» **YOUR OBJECTIVE**
Each record below is to be reproduced without any change.

# start of EXTRACTED MATERIAL

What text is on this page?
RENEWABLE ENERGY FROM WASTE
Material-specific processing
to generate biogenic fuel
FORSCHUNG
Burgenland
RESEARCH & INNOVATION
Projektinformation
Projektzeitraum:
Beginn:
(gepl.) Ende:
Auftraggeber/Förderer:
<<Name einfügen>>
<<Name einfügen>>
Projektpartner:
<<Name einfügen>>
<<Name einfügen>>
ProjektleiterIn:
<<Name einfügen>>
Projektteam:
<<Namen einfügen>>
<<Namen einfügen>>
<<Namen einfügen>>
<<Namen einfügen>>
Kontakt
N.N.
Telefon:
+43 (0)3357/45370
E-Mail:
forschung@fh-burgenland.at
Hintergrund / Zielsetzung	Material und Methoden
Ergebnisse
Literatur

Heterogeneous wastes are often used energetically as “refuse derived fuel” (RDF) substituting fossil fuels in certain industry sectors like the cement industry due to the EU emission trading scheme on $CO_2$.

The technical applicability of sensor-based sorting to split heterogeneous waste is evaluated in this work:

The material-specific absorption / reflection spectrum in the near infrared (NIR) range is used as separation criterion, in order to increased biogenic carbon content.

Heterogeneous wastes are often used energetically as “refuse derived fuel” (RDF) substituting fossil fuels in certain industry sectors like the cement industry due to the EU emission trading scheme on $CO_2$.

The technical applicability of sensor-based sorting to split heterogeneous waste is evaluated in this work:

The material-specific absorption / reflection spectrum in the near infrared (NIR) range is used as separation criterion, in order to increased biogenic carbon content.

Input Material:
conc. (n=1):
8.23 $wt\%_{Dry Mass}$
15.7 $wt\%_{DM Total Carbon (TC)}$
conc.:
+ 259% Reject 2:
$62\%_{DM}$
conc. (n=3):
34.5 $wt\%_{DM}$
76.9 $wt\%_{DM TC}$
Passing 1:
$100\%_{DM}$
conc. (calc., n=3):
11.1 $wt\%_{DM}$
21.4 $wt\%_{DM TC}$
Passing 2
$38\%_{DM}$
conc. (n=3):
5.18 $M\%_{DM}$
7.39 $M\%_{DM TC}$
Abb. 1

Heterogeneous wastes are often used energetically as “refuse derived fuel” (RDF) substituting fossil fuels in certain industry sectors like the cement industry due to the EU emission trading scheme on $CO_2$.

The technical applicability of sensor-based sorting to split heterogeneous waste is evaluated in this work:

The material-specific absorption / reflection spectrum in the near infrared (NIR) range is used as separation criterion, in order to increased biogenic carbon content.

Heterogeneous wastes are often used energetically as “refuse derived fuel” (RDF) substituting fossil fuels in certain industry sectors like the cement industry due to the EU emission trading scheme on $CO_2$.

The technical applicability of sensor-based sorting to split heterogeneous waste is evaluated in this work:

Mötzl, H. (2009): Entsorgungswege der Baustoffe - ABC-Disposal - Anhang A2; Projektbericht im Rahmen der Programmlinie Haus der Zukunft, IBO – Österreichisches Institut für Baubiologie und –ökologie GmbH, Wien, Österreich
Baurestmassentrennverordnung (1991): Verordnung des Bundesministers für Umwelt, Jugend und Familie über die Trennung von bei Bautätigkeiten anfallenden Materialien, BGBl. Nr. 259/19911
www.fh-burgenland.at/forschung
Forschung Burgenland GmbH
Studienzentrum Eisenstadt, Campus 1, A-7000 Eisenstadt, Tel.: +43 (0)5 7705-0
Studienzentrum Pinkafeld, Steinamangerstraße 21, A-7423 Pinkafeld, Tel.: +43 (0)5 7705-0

# end of EXTRACTED MATERIAL

» **WRITTEN REPLY**
What text is on this page?
RENEWABLE ENERGY FROM WASTE
Material-specific processing
to generate biogenic fuel
FORSCHUNG
Burgenland
RESEARCH & INNOVATION
Projektinformation
Projektzeitraum:
Beginn:
(gepl.) Ende:
Auftraggeber/Förderer:
<<Name einfügen>>
<<Name einfügen>>
Projektpartner:
<<Name einfügen>>
<<Name einfügen>>
ProjektleiterIn:
<<Name einfügen>>
Projektteam:
<<Namen einfügen>>
<<Namen einfügen>>
<<Namen einfügen>>
<<Namen einfügen>>
Kontakt
N.N.
Telefon:
+43 (0)3357/45370
E-Mail:
forschung@fh-burgenland.at
Hintergrund / Zielsetzung	Material und Methoden
Ergebnisse
Literatur

Heterogeneous wastes are often used energetically as “refuse derived fuel” (RDF) substituting fossil fuels in certain industry sectors like the cement industry due to the EU emission trading scheme on $CO_2$.

The technical applicability of sensor-based sorting to split heterogeneous waste is evaluated in this work:

The material-specific absorption / reflection spectrum in the near infrared (NIR) range is used as separation criterion, in order to increased biogenic carbon content.

Heterogeneous wastes are often used energetically as “refuse derived fuel” (RDF) substituting fossil fuels in certain industry sectors like the cement industry due to the EU emission trading scheme on $CO_2$.

The technical applicability of sensor-based sorting to split heterogeneous waste is evaluated in this work:

The material-specific absorption / reflection spectrum in the near infrared (NIR) range is used as separation criterion, in order to increased biogenic carbon content.

Input Material:
conc. (n=1):
8.23 $wt\%_{Dry Mass}$
15.7 $wt\%_{DM Total Carbon (TC)}$
conc.:
+ 259% Reject 2:
$62\%_{DM}$
conc. (n=3):
34.5 $wt\%_{DM}$
76.9 $wt\%_{DM TC}$
Passing 1:
$100\%_{DM}$
conc. (calc., n=3):
11.1 $wt\%_{DM}$
21.4 $wt\%_{DM TC}$
Passing 2
$38\%_{DM}$
conc. (n=3):
5.18 $M\%_{DM}$
7.39 $M\%_{DM TC}$
Abb. 1

Heterogeneous wastes are often used energetically as “refuse derived fuel” (RDF) substituting fossil fuels in certain industry sectors like the cement industry due to the EU emission trading scheme on $CO_2$.

The technical applicability of sensor-based sorting to split heterogeneous waste is evaluated in this work:

The material-specific absorption / reflection spectrum in the near infrared (NIR) range is used as separation criterion, in order to increased biogenic carbon content.

Heterogeneous wastes are often used energetically as “refuse derived fuel” (RDF) substituting fossil fuels in certain industry sectors like the cement industry due to the EU emission trading scheme on $CO_2$.

The technical applicability of sensor-based sorting to split heterogeneous waste is evaluated in this work:

Mötzl, H. (2009): Entsorgungswege der Baustoffe - ABC-Disposal - Anhang A2; Projektbericht im Rahmen der Programmlinie Haus der Zukunft, IBO – Österreichisches Institut für Baubiologie und –ökologie GmbH, Wien, Österreich
Baurestmassentrennverordnung (1991): Verordnung des Bundesministers für Umwelt, Jugend und Familie über die Trennung von bei Bautätigkeiten anfallenden Materialien, BGBl. Nr. 259/19911
www.fh-burgenland.at/forschung
Forschung Burgenland GmbH
Studienzentrum Eisenstadt, Campus 1, A-7000 Eisenstadt, Tel.: +43 (0)5 7705-0
Studienzentrum Pinkafeld, Steinamangerstraße 21, A-7423 Pinkafeld, Tel.: +43 (0)5 7705-0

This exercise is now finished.